DO THIS:
Repeat each line word for word.

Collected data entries
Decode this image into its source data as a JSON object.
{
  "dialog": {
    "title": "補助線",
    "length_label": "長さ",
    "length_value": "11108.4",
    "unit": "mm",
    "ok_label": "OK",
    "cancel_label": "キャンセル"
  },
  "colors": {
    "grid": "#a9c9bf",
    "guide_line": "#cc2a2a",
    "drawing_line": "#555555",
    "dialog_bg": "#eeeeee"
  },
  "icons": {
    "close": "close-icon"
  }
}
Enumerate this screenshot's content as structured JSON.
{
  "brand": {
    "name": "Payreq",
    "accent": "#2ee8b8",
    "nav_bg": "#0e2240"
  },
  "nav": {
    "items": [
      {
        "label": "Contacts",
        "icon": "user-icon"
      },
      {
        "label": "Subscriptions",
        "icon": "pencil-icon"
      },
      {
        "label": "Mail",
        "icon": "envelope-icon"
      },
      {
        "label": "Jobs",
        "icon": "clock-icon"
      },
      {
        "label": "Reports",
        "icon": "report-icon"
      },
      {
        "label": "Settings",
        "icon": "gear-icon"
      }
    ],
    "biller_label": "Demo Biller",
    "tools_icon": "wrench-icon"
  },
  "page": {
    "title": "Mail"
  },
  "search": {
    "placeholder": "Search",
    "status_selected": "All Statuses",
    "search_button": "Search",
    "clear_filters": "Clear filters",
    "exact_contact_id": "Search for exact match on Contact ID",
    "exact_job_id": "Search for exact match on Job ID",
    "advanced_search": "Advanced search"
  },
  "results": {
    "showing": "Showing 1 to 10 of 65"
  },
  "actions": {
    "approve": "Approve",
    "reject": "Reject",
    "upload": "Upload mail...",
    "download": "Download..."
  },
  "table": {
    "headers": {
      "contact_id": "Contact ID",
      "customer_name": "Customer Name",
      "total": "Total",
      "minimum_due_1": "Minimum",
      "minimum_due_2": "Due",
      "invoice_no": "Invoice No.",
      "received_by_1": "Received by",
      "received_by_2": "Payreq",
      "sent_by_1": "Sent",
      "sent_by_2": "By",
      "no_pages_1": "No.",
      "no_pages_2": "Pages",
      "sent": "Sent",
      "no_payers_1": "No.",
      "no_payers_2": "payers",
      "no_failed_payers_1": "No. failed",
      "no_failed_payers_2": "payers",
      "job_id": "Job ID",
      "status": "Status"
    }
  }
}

COMPLETE RESPONSE:
Decode this image into its source data as a JSON object.
{
  "dialog": {
    "title": "補助線",
    "length_label": "長さ",
    "length_value": "11108.4",
    "unit": "mm",
    "ok_label": "OK",
    "cancel_label": "キャンセル"
  },
  "colors": {
    "grid": "#a9c9bf",
    "guide_line": "#cc2a2a",
    "drawing_line": "#555555",
    "dialog_bg": "#eeeeee"
  },
  "icons": {
    "close": "close-icon"
  }
}
Enumerate this screenshot's content as structured JSON.
{
  "brand": {
    "name": "Payreq",
    "accent": "#2ee8b8",
    "nav_bg": "#0e2240"
  },
  "nav": {
    "items": [
      {
        "label": "Contacts",
        "icon": "user-icon"
      },
      {
        "label": "Subscriptions",
        "icon": "pencil-icon"
      },
      {
        "label": "Mail",
        "icon": "envelope-icon"
      },
      {
        "label": "Jobs",
        "icon": "clock-icon"
      },
      {
        "label": "Reports",
        "icon": "report-icon"
      },
      {
        "label": "Settings",
        "icon": "gear-icon"
      }
    ],
    "biller_label": "Demo Biller",
    "tools_icon": "wrench-icon"
  },
  "page": {
    "title": "Mail"
  },
  "search": {
    "placeholder": "Search",
    "status_selected": "All Statuses",
    "search_button": "Search",
    "clear_filters": "Clear filters",
    "exact_contact_id": "Search for exact match on Contact ID",
    "exact_job_id": "Search for exact match on Job ID",
    "advanced_search": "Advanced search"
  },
  "results": {
    "showing": "Showing 1 to 10 of 65"
  },
  "actions": {
    "approve": "Approve",
    "reject": "Reject",
    "upload": "Upload mail...",
    "download": "Download..."
  },
  "table": {
    "headers": {
      "contact_id": "Contact ID",
      "customer_name": "Customer Name",
      "total": "Total",
      "minimum_due_1": "Minimum",
      "minimum_due_2": "Due",
      "invoice_no": "Invoice No.",
      "received_by_1": "Received by",
      "received_by_2": "Payreq",
      "sent_by_1": "Sent",
      "sent_by_2": "By",
      "no_pages_1": "No.",
      "no_pages_2": "Pages",
      "sent": "Sent",
      "no_payers_1": "No.",
      "no_payers_2": "payers",
      "no_failed_payers_1": "No. failed",
      "no_failed_payers_2": "payers",
      "job_id": "Job ID",
      "status": "Status"
    }
  }
}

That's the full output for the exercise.